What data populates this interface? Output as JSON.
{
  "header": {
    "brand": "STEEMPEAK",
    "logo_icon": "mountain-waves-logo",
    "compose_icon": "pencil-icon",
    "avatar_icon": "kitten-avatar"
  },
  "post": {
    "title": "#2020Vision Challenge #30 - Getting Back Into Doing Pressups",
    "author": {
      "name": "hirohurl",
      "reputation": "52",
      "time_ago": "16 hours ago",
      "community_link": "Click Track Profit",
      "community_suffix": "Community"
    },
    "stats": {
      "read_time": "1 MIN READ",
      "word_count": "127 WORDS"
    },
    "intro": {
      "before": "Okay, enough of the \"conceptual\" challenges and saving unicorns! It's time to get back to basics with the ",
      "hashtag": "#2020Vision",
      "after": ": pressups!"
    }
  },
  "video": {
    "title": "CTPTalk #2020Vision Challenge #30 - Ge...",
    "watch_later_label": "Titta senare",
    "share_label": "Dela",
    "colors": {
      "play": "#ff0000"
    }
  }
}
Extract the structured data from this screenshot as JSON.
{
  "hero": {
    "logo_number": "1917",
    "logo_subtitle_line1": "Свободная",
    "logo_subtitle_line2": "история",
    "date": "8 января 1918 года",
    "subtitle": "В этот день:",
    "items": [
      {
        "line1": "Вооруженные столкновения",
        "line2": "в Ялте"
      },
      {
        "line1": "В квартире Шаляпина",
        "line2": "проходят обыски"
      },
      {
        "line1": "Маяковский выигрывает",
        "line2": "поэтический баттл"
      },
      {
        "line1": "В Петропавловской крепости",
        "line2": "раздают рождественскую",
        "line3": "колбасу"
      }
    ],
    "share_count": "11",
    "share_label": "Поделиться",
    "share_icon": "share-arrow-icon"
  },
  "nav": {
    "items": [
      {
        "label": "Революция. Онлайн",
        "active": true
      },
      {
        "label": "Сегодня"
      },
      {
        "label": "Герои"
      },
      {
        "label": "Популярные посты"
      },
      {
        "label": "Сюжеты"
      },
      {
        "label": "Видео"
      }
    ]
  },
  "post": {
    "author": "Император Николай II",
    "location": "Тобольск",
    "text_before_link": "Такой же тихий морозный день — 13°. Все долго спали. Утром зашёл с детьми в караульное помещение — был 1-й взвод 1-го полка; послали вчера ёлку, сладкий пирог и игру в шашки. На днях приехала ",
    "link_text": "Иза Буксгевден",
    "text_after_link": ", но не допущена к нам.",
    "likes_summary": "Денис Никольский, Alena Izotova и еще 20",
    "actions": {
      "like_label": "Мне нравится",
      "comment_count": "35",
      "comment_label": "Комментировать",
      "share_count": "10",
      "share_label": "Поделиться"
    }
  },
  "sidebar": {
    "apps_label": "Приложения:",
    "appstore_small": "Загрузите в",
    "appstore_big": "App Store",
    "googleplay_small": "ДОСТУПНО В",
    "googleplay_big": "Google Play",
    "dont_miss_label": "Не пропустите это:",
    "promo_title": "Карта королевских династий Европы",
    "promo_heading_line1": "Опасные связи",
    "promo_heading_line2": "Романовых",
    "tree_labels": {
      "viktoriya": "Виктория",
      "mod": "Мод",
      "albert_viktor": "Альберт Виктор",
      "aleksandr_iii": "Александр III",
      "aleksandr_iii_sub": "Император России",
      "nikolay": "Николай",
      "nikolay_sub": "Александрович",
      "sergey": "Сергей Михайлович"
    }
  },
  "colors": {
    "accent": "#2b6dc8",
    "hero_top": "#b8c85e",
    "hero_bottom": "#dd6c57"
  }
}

++++

**Do this**
Looking at the data above, how many lines hold the word "день"? Respond with the number alone.

**Full output**
2